*Dataset records*.
========================================

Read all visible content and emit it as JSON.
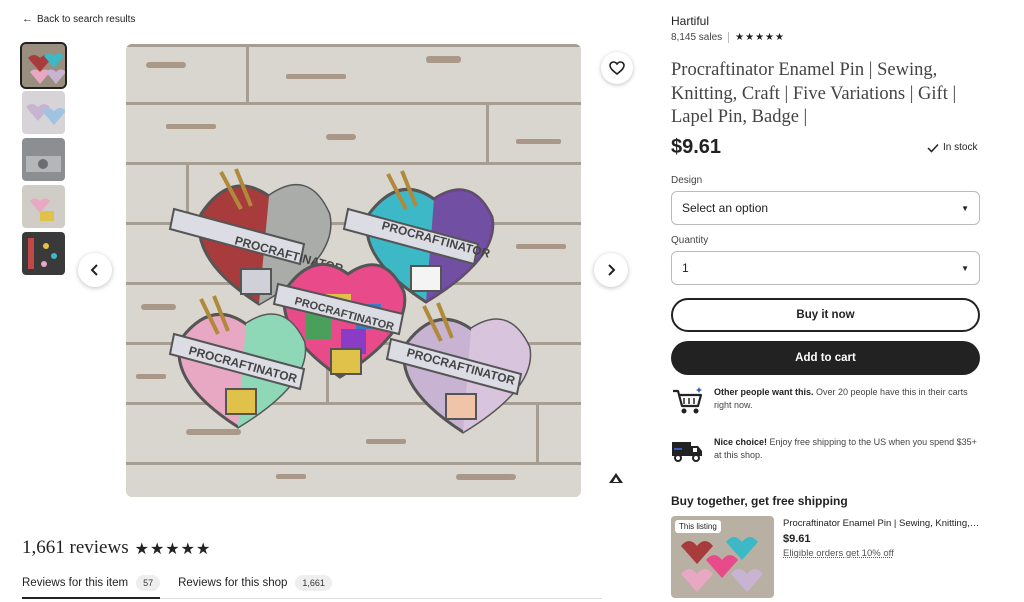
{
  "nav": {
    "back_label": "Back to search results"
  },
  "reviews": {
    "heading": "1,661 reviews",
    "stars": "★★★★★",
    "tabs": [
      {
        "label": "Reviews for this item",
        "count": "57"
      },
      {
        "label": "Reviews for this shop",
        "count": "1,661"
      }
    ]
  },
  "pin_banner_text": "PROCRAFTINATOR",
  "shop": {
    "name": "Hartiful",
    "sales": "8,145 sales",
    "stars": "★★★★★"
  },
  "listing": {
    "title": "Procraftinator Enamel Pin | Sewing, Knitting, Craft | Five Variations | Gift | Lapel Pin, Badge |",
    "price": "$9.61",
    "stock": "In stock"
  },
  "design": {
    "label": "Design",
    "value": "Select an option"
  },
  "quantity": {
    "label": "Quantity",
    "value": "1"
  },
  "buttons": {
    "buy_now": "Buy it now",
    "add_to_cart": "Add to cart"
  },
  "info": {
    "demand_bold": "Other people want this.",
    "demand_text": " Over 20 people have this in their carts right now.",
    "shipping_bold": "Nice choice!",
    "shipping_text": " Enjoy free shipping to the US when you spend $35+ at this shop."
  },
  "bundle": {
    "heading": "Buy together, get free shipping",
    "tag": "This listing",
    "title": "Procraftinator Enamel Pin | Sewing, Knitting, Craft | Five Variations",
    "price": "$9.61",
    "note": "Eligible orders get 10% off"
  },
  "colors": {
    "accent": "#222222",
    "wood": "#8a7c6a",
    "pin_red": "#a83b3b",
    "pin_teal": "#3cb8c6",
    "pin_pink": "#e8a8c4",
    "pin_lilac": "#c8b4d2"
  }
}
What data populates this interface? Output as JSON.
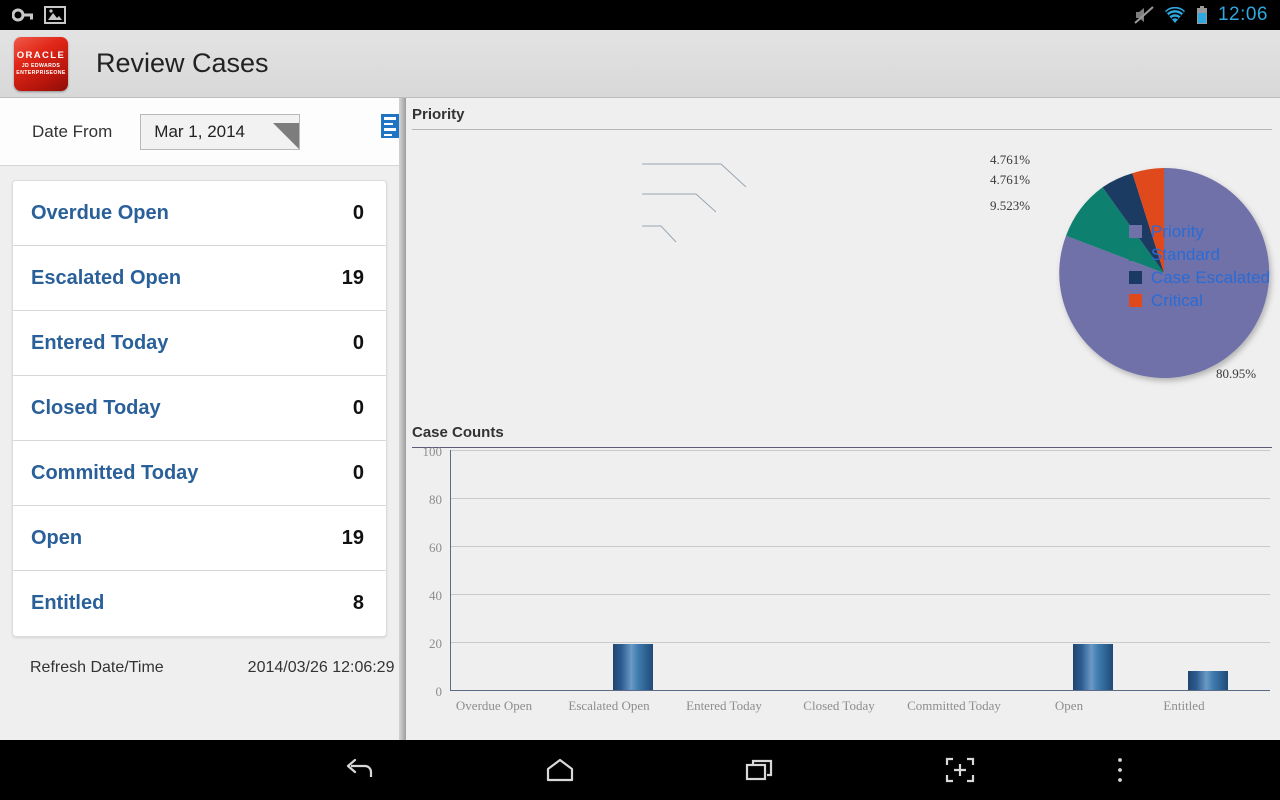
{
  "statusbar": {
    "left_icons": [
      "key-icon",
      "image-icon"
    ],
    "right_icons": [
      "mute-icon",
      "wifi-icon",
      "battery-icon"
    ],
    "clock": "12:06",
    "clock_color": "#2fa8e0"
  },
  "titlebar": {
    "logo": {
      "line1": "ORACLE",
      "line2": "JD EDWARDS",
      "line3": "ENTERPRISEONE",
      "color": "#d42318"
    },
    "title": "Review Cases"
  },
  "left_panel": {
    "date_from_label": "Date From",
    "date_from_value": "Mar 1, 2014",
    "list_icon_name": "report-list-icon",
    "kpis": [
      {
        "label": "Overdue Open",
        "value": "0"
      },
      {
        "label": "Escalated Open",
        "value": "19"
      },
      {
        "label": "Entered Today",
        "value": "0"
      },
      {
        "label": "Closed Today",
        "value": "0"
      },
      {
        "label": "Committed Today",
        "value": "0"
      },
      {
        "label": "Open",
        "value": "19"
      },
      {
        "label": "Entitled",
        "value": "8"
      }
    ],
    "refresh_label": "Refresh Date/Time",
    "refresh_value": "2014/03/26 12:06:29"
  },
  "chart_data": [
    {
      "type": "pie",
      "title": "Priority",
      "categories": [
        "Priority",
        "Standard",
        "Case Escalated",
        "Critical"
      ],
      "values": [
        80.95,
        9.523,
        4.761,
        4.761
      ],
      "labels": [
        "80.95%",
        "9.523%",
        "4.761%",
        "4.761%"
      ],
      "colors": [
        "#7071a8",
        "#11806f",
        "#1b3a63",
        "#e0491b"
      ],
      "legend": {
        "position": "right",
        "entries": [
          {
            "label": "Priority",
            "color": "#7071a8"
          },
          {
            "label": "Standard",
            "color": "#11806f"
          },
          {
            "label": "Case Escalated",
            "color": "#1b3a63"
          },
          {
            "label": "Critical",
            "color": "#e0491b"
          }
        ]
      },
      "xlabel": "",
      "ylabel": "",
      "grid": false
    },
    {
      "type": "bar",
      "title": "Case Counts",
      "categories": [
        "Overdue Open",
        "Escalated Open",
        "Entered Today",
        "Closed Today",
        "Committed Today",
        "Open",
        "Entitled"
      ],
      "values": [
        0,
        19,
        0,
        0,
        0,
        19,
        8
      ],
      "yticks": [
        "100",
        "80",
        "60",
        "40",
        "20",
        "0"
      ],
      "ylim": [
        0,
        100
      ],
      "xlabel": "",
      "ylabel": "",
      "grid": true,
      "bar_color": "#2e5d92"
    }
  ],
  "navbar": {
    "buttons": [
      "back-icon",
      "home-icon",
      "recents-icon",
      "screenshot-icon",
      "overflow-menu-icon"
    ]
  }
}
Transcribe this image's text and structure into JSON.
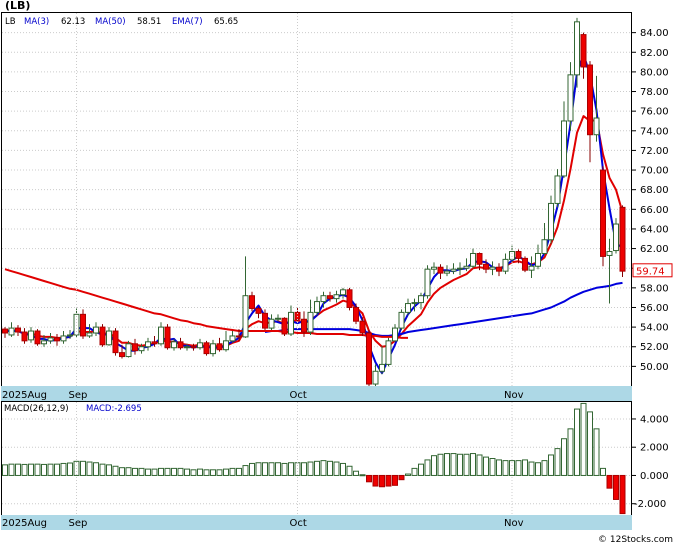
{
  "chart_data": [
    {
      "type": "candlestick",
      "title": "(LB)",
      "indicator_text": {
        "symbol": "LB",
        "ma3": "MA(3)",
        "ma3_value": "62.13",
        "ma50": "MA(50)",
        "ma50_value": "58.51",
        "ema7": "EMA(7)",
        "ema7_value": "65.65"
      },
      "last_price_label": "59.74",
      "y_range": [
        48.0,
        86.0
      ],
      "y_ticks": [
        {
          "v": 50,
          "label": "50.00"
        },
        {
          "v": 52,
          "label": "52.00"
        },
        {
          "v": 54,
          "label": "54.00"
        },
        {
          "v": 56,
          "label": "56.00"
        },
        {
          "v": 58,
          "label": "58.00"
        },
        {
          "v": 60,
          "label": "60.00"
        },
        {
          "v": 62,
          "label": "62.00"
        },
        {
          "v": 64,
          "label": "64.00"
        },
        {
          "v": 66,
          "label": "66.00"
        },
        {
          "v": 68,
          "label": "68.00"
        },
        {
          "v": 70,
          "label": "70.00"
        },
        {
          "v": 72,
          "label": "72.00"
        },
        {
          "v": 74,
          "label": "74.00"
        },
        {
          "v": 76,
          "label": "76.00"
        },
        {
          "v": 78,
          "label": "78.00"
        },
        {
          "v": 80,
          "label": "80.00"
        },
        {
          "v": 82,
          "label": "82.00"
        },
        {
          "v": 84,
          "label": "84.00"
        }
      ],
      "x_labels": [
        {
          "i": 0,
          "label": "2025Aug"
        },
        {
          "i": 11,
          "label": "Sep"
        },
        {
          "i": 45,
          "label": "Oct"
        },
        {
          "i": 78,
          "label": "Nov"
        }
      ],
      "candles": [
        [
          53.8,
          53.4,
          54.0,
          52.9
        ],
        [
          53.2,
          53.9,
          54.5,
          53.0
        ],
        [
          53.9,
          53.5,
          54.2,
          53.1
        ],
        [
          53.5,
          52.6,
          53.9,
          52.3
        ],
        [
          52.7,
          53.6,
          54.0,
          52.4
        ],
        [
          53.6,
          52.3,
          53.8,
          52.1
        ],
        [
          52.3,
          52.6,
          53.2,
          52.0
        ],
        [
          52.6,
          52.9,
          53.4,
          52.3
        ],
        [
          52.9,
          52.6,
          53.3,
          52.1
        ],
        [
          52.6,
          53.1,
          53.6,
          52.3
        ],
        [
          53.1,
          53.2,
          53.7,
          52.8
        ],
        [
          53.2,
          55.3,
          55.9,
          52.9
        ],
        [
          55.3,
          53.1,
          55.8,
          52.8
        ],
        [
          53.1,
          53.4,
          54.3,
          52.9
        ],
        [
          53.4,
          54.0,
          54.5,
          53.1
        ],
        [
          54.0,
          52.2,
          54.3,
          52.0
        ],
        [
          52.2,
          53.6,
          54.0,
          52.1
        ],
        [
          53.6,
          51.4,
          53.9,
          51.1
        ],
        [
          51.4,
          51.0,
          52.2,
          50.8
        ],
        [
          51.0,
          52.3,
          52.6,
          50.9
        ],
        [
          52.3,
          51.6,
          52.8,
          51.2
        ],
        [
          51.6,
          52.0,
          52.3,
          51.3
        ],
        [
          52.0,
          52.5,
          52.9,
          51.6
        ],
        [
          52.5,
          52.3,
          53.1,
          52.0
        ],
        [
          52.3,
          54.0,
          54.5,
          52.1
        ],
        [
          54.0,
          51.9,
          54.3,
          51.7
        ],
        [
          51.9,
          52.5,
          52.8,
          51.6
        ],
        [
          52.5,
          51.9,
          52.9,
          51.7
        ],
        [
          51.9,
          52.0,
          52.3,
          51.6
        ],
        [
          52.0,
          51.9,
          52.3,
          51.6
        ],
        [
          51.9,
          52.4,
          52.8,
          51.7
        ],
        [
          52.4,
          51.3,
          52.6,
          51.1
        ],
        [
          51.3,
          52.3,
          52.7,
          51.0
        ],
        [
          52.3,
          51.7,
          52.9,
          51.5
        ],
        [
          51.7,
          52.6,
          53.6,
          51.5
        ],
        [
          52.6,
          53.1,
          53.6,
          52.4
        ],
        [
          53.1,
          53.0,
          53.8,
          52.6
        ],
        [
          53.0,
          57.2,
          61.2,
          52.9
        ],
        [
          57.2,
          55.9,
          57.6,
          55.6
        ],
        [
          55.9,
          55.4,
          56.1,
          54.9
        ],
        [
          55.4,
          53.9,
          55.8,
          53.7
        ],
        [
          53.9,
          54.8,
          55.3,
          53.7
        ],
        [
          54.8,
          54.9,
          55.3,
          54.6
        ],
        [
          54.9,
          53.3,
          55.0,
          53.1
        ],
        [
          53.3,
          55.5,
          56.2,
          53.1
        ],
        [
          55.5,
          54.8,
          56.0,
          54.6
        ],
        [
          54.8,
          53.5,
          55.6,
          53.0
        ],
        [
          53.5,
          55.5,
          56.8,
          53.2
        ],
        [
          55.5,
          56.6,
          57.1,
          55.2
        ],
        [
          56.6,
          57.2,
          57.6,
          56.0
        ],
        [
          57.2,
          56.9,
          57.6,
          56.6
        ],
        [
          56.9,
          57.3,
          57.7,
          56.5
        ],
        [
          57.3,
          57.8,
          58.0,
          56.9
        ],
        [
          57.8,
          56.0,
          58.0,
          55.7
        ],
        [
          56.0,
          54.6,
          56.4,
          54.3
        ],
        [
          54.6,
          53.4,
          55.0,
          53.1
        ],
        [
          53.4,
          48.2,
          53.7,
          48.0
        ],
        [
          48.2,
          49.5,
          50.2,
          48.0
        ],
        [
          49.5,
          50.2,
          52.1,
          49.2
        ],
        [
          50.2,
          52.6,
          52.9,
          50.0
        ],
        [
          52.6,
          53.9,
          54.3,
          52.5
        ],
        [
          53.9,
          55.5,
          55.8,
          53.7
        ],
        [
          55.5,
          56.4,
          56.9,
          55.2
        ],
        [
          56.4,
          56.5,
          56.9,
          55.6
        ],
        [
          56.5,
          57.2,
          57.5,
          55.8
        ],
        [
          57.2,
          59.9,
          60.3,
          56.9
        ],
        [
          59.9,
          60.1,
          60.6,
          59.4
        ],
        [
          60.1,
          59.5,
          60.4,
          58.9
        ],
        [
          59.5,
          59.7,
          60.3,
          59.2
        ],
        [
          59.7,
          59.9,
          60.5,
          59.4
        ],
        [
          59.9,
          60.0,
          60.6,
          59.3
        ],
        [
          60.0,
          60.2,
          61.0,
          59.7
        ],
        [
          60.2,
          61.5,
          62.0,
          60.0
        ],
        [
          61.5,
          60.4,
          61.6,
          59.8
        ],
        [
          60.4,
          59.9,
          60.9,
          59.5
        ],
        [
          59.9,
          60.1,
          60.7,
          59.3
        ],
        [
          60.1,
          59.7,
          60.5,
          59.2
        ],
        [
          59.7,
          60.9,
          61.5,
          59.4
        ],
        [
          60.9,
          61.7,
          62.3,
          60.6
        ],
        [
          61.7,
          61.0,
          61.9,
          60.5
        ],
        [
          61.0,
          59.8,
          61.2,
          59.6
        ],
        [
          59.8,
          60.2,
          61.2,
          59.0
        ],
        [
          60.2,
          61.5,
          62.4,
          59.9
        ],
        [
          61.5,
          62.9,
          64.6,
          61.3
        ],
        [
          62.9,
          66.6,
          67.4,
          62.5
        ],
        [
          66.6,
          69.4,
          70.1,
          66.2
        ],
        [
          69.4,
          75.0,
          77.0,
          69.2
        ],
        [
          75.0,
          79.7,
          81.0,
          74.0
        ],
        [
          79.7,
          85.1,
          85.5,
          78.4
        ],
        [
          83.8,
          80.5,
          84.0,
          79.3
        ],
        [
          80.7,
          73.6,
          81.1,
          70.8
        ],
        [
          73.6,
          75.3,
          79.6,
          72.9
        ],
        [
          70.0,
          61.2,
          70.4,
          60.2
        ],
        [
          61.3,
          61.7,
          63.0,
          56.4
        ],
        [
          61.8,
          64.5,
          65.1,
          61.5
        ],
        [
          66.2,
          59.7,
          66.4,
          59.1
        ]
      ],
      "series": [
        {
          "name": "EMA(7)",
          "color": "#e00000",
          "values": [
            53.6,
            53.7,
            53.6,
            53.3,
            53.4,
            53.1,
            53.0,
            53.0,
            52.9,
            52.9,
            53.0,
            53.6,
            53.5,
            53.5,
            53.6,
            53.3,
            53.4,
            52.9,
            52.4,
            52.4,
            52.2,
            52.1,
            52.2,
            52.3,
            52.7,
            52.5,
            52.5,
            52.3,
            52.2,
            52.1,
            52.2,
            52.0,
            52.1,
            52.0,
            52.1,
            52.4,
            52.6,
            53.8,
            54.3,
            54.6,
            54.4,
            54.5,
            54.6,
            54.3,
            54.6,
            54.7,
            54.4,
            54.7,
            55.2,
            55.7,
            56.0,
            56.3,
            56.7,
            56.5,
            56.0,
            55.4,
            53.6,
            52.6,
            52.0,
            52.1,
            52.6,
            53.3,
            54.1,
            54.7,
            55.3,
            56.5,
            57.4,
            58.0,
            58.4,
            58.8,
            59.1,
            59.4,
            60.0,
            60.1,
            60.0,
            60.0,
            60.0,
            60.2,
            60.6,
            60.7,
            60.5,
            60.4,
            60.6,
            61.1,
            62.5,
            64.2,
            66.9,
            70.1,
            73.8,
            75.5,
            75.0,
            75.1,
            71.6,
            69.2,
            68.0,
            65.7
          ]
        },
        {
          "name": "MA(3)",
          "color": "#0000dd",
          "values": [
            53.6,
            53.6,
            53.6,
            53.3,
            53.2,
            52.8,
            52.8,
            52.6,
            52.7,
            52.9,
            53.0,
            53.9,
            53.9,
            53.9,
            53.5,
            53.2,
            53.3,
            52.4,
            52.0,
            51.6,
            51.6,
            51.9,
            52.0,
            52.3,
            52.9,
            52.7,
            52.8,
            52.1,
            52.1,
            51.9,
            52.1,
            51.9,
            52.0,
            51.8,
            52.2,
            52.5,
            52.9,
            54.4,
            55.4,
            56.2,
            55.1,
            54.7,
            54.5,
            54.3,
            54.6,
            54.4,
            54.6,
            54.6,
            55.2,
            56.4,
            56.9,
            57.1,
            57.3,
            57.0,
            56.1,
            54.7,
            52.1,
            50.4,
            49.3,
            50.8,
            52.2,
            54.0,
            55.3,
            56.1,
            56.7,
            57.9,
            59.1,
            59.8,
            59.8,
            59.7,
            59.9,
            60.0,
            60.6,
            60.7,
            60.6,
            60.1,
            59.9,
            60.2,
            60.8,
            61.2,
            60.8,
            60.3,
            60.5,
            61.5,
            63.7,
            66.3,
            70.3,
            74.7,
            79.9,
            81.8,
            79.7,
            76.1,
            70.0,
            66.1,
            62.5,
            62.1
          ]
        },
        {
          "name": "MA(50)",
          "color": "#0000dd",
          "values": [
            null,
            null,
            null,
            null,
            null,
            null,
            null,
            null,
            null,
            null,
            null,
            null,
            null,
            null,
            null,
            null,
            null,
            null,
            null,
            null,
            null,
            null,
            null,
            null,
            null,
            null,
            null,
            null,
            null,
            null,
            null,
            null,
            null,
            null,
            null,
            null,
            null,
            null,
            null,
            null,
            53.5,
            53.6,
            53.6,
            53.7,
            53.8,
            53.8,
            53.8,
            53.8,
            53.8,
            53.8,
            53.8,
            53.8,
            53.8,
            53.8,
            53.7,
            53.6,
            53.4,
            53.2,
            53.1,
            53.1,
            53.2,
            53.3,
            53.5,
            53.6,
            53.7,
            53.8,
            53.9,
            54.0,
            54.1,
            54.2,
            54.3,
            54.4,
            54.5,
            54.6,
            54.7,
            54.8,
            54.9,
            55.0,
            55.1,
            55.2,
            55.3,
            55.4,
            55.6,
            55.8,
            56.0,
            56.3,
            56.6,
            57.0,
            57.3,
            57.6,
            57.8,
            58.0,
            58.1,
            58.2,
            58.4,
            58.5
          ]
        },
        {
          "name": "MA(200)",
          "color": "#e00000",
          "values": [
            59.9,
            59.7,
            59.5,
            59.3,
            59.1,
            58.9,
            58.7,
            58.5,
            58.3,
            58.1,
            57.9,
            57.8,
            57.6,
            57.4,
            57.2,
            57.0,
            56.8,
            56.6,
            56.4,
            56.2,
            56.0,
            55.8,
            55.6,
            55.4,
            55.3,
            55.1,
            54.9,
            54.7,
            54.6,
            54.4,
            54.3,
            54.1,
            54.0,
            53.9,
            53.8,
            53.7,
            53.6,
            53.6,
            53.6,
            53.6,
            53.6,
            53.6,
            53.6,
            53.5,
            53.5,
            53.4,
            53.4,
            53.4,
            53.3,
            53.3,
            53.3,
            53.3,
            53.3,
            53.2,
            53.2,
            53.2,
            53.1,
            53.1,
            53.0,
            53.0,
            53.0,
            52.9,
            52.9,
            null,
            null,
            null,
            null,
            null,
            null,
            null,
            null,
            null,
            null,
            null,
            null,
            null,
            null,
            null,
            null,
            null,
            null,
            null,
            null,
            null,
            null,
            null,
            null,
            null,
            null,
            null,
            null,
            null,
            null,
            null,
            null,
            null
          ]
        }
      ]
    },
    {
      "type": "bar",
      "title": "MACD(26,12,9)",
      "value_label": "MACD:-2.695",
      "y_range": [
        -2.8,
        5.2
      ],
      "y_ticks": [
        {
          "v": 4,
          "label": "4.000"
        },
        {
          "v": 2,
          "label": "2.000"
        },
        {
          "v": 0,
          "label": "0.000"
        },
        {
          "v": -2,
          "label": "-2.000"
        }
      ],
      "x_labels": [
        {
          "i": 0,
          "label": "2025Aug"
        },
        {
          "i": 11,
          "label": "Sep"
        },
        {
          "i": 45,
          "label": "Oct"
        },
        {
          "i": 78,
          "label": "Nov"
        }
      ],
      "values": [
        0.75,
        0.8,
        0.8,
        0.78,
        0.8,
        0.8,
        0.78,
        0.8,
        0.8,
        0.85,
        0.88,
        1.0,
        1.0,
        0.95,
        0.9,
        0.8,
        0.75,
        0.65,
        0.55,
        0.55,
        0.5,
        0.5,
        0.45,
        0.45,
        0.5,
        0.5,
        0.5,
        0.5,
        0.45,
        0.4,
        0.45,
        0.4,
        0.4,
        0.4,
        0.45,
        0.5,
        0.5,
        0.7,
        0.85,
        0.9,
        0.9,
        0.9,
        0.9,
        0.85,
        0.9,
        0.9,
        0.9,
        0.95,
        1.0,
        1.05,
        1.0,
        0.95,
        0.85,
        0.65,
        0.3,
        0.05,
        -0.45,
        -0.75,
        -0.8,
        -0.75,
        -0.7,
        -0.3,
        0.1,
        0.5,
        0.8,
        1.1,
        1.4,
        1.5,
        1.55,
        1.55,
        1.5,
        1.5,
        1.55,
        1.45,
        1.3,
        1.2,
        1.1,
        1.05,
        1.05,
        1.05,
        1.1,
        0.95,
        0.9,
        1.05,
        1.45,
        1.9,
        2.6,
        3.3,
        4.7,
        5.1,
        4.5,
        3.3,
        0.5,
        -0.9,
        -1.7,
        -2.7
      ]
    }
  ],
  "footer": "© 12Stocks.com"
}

========================================

*SHORT EXERCISE*.
Where a line of the material above holds the string "JSON", copy that line.

*ANSWER*.
Read all visible content and emit it as JSON.
What data populates this interface? Output as JSON.
Transcribe this image's text and structure into JSON.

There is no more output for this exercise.